-- BEGIN RECORDS SUPPLIED --

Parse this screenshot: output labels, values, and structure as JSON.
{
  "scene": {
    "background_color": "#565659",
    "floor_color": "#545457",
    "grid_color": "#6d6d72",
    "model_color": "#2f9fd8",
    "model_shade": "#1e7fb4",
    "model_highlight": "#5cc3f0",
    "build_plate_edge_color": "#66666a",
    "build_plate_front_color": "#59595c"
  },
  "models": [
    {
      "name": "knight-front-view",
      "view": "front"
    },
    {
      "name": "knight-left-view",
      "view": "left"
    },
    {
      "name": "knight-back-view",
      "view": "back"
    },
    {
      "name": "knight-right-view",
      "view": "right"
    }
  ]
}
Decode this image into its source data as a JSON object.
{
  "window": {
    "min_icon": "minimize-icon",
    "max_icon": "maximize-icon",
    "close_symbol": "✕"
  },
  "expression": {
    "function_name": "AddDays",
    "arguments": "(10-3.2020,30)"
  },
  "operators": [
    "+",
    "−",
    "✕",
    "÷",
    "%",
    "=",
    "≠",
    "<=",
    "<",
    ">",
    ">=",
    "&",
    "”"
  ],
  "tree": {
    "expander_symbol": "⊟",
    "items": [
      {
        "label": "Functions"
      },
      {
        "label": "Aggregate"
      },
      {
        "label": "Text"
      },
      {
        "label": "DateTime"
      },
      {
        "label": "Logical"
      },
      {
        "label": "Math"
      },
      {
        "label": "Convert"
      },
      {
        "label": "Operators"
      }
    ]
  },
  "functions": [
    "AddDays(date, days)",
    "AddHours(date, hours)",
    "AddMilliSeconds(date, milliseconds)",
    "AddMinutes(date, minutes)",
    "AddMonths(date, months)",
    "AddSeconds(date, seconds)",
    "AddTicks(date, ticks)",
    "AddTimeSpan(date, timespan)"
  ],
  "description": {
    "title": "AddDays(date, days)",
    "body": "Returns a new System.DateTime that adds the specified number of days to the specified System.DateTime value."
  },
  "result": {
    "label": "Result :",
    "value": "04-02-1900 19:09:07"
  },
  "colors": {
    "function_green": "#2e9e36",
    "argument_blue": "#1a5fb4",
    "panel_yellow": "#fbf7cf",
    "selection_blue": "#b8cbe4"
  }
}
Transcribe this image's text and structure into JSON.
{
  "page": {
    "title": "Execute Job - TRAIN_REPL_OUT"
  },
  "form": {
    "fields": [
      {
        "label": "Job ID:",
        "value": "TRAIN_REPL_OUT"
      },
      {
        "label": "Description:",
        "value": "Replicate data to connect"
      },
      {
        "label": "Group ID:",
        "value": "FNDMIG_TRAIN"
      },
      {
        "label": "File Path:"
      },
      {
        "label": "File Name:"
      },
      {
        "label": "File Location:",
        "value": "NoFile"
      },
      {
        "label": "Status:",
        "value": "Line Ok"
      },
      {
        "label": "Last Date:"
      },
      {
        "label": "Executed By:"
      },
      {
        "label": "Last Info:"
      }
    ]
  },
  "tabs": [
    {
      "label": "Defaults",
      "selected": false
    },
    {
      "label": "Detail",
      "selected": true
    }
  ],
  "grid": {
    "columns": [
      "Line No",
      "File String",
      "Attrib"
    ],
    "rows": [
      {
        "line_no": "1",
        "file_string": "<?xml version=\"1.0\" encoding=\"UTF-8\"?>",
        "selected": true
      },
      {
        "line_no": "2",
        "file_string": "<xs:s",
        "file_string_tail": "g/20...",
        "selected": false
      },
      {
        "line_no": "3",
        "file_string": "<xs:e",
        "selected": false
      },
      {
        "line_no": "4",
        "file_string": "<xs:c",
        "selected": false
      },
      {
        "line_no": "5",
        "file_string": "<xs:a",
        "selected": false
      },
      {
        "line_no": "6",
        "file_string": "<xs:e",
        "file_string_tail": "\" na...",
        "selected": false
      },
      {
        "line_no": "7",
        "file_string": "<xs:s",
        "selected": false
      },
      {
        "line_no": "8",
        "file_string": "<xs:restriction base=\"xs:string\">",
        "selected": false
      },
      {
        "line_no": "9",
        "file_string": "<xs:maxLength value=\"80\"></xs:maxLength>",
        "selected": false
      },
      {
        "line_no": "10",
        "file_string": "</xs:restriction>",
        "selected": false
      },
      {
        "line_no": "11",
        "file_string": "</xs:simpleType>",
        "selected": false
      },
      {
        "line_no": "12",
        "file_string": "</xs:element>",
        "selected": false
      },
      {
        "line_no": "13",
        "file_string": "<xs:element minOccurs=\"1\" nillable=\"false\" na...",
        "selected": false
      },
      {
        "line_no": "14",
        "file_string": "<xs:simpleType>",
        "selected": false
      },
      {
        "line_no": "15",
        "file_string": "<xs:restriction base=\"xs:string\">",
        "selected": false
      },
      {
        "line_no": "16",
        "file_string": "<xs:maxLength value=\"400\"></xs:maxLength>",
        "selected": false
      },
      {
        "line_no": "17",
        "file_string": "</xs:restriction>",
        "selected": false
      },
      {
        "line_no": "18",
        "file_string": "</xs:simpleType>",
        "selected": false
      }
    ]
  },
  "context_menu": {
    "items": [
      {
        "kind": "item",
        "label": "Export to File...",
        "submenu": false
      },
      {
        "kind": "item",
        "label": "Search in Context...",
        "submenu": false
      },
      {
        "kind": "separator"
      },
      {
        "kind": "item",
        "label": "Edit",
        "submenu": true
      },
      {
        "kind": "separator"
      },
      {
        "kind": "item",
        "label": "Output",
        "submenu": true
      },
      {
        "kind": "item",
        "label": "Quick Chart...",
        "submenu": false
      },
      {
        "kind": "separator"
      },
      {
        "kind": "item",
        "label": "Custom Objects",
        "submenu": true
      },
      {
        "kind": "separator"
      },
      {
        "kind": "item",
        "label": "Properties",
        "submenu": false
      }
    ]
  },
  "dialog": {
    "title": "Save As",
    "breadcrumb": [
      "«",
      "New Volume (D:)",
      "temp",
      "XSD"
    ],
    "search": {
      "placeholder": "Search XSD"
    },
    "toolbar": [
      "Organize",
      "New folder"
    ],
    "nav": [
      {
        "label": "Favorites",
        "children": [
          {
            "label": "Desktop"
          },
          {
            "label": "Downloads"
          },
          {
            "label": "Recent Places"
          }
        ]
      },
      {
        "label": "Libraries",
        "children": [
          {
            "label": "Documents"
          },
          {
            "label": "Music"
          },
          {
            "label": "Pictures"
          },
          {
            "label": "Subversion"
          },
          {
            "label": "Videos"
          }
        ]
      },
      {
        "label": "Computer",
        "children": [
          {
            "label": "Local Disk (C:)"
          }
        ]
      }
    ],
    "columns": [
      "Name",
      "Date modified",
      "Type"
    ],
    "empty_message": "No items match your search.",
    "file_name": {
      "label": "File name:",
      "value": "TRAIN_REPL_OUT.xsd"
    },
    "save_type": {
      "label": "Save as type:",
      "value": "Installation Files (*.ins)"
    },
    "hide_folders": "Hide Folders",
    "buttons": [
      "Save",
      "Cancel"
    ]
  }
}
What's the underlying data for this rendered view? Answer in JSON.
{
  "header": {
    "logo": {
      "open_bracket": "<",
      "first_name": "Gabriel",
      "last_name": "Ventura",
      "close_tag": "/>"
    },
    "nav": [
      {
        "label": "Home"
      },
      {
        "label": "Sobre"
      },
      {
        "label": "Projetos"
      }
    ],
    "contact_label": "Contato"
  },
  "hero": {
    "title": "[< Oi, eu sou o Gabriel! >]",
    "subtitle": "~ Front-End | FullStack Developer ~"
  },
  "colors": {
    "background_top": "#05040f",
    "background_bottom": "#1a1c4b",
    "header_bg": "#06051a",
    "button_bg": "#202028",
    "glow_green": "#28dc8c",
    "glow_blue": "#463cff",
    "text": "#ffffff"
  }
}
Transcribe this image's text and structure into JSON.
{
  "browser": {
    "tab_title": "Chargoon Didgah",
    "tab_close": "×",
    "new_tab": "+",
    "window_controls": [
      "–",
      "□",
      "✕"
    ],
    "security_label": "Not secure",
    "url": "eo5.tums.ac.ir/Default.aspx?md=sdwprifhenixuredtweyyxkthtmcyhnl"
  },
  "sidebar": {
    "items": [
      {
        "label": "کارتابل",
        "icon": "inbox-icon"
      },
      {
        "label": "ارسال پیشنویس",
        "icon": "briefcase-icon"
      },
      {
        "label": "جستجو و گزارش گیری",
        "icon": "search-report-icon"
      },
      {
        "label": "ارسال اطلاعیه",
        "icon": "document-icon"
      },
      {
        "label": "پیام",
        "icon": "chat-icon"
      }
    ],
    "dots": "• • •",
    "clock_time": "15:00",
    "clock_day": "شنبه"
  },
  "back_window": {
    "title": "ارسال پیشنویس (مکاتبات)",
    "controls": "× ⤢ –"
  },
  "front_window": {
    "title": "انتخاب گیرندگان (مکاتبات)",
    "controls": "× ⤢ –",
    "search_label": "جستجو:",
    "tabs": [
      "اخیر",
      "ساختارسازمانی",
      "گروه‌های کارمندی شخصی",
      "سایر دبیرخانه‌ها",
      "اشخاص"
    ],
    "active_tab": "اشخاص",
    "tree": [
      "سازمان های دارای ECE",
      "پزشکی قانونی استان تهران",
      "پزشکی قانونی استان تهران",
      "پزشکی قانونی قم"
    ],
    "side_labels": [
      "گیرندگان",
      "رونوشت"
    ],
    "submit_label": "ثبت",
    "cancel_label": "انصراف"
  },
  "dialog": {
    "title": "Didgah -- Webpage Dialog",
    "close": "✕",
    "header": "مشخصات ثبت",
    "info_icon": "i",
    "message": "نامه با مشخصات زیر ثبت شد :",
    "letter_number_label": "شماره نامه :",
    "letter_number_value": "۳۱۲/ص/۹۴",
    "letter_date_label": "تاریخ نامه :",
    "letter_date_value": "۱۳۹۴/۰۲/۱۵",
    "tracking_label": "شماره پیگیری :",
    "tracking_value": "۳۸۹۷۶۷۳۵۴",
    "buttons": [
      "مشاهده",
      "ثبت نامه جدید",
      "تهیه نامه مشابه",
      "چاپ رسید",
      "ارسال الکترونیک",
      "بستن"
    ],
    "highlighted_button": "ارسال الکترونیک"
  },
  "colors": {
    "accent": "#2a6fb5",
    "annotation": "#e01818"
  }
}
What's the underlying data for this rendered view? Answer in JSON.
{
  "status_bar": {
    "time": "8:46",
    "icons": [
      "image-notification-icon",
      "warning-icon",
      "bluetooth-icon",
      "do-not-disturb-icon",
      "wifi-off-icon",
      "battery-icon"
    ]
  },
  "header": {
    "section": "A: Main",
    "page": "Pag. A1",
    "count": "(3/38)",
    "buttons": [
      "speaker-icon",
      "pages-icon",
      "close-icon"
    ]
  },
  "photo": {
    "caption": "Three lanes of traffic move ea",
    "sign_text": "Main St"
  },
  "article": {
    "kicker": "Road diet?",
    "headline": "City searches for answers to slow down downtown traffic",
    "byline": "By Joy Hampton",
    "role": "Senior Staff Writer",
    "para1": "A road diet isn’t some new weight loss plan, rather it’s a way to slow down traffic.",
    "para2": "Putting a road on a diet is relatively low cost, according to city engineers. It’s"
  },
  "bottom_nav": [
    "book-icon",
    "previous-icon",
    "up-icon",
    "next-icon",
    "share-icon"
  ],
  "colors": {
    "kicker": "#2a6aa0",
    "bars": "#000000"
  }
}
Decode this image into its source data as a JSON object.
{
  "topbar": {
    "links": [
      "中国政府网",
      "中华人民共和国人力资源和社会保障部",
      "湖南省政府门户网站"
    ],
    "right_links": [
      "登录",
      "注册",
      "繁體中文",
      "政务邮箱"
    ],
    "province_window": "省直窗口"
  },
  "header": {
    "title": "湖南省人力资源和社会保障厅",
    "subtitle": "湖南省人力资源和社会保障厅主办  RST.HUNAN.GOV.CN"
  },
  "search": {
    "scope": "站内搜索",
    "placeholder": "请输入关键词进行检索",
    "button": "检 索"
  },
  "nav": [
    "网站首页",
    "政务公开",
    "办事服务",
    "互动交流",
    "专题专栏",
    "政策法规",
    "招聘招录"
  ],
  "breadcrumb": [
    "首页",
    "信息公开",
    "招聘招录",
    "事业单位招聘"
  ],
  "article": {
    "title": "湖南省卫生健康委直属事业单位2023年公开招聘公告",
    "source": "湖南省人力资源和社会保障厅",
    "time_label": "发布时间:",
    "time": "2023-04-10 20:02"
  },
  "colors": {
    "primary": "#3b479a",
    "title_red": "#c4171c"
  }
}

-- END RECORDS SUPPLIED --

◆ **AIM OF THE TASK**
Display every line of the listing that contains the string "Didgah".

◆ **WRITTEN REPLY**
    "tab_title": "Chargoon Didgah",
    "title": "Didgah -- Webpage Dialog",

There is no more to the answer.